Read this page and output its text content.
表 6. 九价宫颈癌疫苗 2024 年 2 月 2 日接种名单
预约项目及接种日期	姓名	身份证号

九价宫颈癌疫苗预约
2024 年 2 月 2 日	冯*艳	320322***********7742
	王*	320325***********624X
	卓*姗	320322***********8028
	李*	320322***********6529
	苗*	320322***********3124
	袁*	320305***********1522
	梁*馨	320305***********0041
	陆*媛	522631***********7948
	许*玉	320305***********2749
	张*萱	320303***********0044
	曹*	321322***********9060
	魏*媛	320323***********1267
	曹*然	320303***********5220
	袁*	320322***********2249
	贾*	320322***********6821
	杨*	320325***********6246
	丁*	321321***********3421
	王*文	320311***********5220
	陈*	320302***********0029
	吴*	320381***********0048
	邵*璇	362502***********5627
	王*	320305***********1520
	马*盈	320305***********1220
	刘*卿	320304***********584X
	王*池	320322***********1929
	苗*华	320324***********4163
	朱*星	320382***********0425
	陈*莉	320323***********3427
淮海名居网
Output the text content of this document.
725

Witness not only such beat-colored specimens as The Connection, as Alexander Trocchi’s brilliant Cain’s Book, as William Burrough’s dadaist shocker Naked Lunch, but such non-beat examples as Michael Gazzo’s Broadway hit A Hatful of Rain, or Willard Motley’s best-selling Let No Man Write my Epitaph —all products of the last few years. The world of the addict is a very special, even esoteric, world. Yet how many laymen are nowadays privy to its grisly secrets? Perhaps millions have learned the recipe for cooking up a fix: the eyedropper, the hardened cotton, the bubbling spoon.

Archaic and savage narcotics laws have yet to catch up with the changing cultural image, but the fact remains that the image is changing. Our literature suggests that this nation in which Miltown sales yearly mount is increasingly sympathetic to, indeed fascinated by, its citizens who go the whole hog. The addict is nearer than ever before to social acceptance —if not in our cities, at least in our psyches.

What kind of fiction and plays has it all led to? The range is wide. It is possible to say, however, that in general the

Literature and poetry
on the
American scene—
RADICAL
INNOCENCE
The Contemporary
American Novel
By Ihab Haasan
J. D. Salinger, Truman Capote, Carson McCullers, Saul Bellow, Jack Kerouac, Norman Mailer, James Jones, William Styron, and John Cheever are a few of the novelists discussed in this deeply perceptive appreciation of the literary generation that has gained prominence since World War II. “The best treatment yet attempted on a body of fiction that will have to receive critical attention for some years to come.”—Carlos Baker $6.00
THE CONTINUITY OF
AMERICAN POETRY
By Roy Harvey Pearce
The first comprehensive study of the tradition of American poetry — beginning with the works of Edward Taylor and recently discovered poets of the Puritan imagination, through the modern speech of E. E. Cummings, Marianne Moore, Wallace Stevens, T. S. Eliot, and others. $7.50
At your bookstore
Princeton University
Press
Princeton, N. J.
────────
◆ WORK TO DO: Select all lines with the word "text" from the entries above.

◆ RIGHT ANSWER:
Read this page and output its text content.
Output the text content of this document.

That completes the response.